:: SOURCE MATERIAL ::
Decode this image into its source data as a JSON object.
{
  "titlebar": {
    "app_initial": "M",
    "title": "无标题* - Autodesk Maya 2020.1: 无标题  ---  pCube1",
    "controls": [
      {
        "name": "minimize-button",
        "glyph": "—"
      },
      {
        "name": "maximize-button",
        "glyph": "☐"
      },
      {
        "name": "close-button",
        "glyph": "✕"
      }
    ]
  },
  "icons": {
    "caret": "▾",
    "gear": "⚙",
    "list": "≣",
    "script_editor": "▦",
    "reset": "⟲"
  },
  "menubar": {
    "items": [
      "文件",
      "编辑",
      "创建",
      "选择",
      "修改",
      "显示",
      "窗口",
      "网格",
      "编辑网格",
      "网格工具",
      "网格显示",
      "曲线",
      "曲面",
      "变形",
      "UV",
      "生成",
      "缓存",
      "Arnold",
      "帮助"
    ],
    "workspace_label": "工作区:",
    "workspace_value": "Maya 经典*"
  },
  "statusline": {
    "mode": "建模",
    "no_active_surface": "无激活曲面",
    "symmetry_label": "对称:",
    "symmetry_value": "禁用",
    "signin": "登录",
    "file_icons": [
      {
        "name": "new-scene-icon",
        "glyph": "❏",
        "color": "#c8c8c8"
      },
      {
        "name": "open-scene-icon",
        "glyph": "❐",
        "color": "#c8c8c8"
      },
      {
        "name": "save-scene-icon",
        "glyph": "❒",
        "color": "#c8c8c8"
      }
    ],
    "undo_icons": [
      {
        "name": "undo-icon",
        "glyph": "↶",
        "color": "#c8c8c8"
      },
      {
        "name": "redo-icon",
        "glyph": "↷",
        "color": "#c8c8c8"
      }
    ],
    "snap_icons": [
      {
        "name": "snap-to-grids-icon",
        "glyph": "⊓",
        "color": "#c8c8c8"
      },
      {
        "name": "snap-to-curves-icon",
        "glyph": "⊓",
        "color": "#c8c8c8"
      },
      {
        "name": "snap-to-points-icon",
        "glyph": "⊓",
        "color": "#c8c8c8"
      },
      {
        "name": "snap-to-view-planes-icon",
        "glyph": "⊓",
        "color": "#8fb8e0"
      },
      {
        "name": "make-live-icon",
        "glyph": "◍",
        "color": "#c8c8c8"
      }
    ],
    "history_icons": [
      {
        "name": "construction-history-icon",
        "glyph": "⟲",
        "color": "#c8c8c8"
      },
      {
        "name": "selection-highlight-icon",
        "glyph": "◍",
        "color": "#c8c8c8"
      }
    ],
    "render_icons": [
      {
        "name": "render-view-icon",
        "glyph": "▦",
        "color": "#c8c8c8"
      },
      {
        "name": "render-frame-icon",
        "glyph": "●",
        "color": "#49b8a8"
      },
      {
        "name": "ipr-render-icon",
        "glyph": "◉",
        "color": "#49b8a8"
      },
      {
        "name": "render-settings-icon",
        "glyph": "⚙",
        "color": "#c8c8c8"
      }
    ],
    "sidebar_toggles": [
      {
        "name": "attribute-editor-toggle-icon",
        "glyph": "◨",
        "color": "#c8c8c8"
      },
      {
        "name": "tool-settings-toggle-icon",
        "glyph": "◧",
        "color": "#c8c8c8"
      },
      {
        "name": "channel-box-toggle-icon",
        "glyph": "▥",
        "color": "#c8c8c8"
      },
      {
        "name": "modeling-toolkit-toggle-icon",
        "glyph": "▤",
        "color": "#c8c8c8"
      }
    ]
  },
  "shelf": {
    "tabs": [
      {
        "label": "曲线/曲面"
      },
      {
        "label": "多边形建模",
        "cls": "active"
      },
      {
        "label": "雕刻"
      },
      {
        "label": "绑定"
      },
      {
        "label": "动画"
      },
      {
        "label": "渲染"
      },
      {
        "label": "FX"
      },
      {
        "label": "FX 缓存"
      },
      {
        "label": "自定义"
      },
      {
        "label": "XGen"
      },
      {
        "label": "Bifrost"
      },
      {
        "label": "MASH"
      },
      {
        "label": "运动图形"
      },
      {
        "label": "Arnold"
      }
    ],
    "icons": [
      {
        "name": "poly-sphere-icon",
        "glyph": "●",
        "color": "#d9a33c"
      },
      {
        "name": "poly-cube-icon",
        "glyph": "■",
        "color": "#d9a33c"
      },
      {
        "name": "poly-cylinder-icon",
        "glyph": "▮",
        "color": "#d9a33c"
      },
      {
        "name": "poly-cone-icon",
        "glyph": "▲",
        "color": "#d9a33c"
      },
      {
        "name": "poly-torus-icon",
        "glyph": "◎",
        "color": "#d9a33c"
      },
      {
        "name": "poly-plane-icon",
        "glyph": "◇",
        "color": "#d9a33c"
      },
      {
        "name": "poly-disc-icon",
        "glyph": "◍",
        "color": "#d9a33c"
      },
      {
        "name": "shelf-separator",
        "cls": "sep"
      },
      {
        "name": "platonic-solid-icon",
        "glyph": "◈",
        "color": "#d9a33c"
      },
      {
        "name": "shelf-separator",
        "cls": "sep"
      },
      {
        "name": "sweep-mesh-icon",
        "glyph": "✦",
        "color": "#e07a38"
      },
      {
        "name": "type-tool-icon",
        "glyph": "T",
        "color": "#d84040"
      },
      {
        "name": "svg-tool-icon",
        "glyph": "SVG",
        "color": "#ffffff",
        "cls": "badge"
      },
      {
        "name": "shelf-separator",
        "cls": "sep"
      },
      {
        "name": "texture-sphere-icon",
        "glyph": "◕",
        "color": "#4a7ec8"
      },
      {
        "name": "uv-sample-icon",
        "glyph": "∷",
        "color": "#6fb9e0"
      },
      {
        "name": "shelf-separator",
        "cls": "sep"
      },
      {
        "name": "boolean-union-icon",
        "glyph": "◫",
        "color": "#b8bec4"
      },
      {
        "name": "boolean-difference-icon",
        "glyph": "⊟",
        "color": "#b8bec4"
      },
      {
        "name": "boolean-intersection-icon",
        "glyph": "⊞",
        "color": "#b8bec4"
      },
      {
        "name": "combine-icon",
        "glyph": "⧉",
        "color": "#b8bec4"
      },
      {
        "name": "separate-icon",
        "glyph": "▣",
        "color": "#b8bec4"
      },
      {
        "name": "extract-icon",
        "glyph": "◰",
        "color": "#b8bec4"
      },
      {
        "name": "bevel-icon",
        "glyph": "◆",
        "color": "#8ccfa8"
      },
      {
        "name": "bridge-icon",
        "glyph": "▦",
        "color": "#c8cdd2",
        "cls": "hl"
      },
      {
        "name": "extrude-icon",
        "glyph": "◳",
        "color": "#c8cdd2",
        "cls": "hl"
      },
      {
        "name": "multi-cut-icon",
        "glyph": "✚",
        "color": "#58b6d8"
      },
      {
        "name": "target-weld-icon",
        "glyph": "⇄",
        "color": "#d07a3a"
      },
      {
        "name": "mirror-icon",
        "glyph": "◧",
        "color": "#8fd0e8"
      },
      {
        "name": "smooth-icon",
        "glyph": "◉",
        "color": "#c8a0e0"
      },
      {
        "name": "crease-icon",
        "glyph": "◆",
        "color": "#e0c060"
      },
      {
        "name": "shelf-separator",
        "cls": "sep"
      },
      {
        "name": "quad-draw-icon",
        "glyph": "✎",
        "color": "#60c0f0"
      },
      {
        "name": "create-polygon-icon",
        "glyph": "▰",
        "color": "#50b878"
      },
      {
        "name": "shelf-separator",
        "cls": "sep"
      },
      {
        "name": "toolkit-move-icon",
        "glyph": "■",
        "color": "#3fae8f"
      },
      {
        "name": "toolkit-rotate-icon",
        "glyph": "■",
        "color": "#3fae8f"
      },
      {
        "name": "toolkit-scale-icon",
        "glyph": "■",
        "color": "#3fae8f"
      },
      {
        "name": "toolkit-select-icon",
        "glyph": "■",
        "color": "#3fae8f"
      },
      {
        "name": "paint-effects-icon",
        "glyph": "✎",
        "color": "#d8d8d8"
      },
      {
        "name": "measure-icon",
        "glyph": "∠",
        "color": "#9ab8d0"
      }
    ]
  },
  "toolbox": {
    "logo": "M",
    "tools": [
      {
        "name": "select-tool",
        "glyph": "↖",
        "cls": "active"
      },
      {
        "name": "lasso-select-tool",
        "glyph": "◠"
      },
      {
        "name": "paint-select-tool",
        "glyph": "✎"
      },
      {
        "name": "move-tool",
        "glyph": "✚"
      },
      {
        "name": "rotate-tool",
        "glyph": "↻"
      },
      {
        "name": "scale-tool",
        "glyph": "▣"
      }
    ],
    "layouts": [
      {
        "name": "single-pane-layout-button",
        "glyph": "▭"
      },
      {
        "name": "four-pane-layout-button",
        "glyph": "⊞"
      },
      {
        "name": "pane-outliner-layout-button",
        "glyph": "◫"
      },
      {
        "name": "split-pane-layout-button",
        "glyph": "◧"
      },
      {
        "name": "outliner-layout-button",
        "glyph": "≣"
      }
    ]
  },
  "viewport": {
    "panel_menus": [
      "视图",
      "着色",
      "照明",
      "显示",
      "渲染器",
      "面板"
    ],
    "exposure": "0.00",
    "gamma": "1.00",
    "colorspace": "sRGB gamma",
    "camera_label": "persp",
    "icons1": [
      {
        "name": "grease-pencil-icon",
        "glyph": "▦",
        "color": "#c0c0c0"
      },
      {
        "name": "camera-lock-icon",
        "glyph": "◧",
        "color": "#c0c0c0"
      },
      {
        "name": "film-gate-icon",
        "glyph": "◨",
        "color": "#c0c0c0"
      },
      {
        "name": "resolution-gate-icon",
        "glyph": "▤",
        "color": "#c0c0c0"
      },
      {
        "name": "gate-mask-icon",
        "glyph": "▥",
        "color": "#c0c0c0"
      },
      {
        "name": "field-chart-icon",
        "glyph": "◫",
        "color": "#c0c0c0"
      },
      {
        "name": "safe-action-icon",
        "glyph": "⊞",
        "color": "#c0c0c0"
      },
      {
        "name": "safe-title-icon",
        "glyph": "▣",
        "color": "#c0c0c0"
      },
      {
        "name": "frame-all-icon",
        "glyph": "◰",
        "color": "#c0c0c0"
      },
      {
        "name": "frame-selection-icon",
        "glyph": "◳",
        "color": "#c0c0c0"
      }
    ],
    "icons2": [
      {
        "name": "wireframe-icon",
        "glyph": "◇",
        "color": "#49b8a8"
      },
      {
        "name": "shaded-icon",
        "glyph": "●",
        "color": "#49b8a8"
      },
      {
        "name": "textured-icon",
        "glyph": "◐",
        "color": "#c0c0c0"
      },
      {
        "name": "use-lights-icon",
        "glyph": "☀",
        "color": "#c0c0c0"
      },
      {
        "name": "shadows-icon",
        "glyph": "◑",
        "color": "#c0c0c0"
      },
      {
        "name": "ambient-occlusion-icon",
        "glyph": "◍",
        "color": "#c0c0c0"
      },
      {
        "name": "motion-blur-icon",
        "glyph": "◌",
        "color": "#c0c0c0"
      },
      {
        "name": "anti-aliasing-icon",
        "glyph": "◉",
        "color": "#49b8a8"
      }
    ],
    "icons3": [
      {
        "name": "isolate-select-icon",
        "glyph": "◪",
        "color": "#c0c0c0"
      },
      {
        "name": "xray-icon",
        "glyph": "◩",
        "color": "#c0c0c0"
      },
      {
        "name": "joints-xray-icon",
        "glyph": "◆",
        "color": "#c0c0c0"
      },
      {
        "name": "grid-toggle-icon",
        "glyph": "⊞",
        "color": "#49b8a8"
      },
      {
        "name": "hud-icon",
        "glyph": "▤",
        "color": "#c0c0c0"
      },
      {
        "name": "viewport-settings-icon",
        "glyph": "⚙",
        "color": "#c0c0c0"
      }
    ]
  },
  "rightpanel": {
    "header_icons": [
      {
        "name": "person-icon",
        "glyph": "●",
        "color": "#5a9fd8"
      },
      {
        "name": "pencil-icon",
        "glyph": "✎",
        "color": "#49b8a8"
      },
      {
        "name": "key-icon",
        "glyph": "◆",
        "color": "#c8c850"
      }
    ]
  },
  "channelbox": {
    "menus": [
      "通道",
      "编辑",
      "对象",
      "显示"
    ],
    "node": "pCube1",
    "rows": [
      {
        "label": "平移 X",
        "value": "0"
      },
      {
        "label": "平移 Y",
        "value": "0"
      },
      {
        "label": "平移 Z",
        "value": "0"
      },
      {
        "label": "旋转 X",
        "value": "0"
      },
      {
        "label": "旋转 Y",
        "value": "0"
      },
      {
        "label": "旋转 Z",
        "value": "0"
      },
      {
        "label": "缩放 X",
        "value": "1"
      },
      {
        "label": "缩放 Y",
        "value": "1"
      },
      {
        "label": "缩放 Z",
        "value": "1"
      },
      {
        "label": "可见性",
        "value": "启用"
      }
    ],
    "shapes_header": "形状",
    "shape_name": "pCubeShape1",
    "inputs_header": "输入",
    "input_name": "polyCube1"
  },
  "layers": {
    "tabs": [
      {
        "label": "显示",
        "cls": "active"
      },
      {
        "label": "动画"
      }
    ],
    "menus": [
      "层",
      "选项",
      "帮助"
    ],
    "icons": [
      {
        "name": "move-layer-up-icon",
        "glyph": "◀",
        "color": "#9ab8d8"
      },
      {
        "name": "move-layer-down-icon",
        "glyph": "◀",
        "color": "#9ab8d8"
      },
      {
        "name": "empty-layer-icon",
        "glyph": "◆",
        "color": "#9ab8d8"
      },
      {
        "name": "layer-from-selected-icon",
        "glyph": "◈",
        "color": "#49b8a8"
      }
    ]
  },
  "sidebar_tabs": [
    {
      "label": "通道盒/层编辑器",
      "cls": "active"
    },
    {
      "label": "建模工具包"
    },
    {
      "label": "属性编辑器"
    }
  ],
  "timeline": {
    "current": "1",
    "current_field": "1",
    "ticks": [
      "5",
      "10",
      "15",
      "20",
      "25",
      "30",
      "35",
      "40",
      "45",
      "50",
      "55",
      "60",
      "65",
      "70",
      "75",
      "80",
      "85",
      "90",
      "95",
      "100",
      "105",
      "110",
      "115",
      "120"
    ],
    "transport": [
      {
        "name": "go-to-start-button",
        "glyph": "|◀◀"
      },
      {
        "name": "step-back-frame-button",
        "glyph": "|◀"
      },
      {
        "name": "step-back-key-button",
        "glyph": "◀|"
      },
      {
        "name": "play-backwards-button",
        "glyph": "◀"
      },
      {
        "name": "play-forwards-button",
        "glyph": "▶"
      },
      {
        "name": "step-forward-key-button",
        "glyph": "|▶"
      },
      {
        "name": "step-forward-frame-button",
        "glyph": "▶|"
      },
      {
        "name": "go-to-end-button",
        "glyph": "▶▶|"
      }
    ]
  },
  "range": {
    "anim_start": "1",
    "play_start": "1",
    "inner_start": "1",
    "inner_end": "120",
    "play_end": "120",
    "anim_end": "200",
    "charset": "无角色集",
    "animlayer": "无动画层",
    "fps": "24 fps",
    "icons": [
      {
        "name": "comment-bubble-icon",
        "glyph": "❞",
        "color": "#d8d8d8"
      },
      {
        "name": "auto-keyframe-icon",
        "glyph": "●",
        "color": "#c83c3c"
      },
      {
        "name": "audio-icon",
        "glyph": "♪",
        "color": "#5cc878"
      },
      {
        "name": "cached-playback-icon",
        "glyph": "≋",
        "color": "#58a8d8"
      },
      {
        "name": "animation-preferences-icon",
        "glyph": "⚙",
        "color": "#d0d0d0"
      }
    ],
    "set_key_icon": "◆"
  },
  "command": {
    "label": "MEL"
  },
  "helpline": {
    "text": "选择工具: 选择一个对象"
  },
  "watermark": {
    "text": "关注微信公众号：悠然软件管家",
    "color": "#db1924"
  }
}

:: SHORT PROBLEM ::
Return each full line of the entries that contains the word "move".

:: CORRECT RESULT ::
        "name": "toolkit-move-icon",
        "name": "move-tool",
        "name": "move-layer-up-icon",
        "name": "move-layer-down-icon",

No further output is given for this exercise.